| REQUIRED WORK |
Output the data below in full, character for character.

----- RECORD EXCERPTS -----

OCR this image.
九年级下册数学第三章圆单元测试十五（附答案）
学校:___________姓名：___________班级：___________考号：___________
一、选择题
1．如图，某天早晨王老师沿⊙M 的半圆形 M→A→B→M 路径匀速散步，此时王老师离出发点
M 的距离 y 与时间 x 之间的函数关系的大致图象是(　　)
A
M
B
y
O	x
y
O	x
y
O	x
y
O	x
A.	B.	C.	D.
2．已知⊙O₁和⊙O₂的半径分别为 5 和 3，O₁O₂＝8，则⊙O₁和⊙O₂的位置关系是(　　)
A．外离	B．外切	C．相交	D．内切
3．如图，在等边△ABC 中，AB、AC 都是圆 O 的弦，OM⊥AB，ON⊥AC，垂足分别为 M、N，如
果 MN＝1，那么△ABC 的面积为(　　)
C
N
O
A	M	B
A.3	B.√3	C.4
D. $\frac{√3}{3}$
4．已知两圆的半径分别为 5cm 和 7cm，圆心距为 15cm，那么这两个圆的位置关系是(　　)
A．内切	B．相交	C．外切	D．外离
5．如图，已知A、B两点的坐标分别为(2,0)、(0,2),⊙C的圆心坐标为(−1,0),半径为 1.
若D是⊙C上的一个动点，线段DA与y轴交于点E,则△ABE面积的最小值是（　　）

-----

| RESULT FOR THIS TASK |
OCR this image.
九年级下册数学第三章圆单元测试十五（附答案）
学校:___________姓名：___________班级：___________考号：___________
一、选择题
1．如图，某天早晨王老师沿⊙M 的半圆形 M→A→B→M 路径匀速散步，此时王老师离出发点
M 的距离 y 与时间 x 之间的函数关系的大致图象是(　　)
A
M
B
y
O	x
y
O	x
y
O	x
y
O	x
A.	B.	C.	D.
2．已知⊙O₁和⊙O₂的半径分别为 5 和 3，O₁O₂＝8，则⊙O₁和⊙O₂的位置关系是(　　)
A．外离	B．外切	C．相交	D．内切
3．如图，在等边△ABC 中，AB、AC 都是圆 O 的弦，OM⊥AB，ON⊥AC，垂足分别为 M、N，如
果 MN＝1，那么△ABC 的面积为(　　)
C
N
O
A	M	B
A.3	B.√3	C.4
D. $\frac{√3}{3}$
4．已知两圆的半径分别为 5cm 和 7cm，圆心距为 15cm，那么这两个圆的位置关系是(　　)
A．内切	B．相交	C．外切	D．外离
5．如图，已知A、B两点的坐标分别为(2,0)、(0,2),⊙C的圆心坐标为(−1,0),半径为 1.
若D是⊙C上的一个动点，线段DA与y轴交于点E,则△ABE面积的最小值是（　　）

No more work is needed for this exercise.